— Instructions for the task —
Without including the pictures, copy out every line below.

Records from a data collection
---*---
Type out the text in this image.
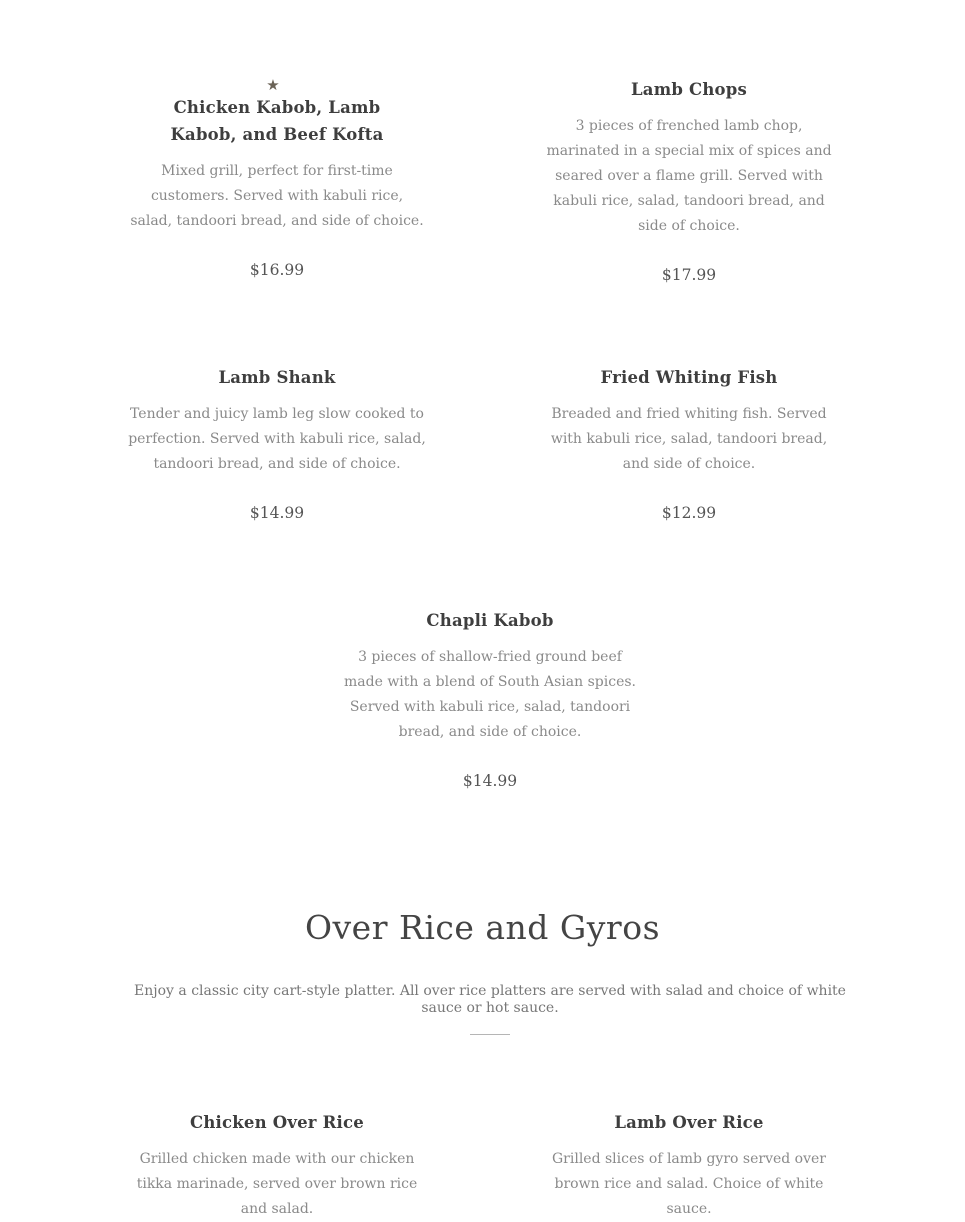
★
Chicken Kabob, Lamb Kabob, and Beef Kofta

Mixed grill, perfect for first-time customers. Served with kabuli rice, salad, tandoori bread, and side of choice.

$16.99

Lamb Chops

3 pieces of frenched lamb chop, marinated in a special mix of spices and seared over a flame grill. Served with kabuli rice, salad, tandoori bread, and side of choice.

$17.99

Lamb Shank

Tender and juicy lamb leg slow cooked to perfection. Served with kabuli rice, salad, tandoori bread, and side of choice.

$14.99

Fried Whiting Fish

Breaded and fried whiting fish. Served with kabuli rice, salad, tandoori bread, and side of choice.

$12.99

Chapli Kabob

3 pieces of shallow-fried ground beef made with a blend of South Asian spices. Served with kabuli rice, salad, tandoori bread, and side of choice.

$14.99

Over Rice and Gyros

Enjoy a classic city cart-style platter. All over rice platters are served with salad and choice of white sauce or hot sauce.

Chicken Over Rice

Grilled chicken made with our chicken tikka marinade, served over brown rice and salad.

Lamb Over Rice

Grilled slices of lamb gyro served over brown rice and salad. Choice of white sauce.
---*---
— Expected answer —
Type out the text in this image.
★
Chicken Kabob, Lamb Kabob, and Beef Kofta

Mixed grill, perfect for first-time customers. Served with kabuli rice, salad, tandoori bread, and side of choice.

$16.99

Lamb Chops

3 pieces of frenched lamb chop, marinated in a special mix of spices and seared over a flame grill. Served with kabuli rice, salad, tandoori bread, and side of choice.

$17.99

Lamb Shank

Tender and juicy lamb leg slow cooked to perfection. Served with kabuli rice, salad, tandoori bread, and side of choice.

$14.99

Fried Whiting Fish

Breaded and fried whiting fish. Served with kabuli rice, salad, tandoori bread, and side of choice.

$12.99

Chapli Kabob

3 pieces of shallow-fried ground beef made with a blend of South Asian spices. Served with kabuli rice, salad, tandoori bread, and side of choice.

$14.99

Over Rice and Gyros

Enjoy a classic city cart-style platter. All over rice platters are served with salad and choice of white sauce or hot sauce.

Chicken Over Rice

Grilled chicken made with our chicken tikka marinade, served over brown rice and salad.

Lamb Over Rice

Grilled slices of lamb gyro served over brown rice and salad. Choice of white sauce.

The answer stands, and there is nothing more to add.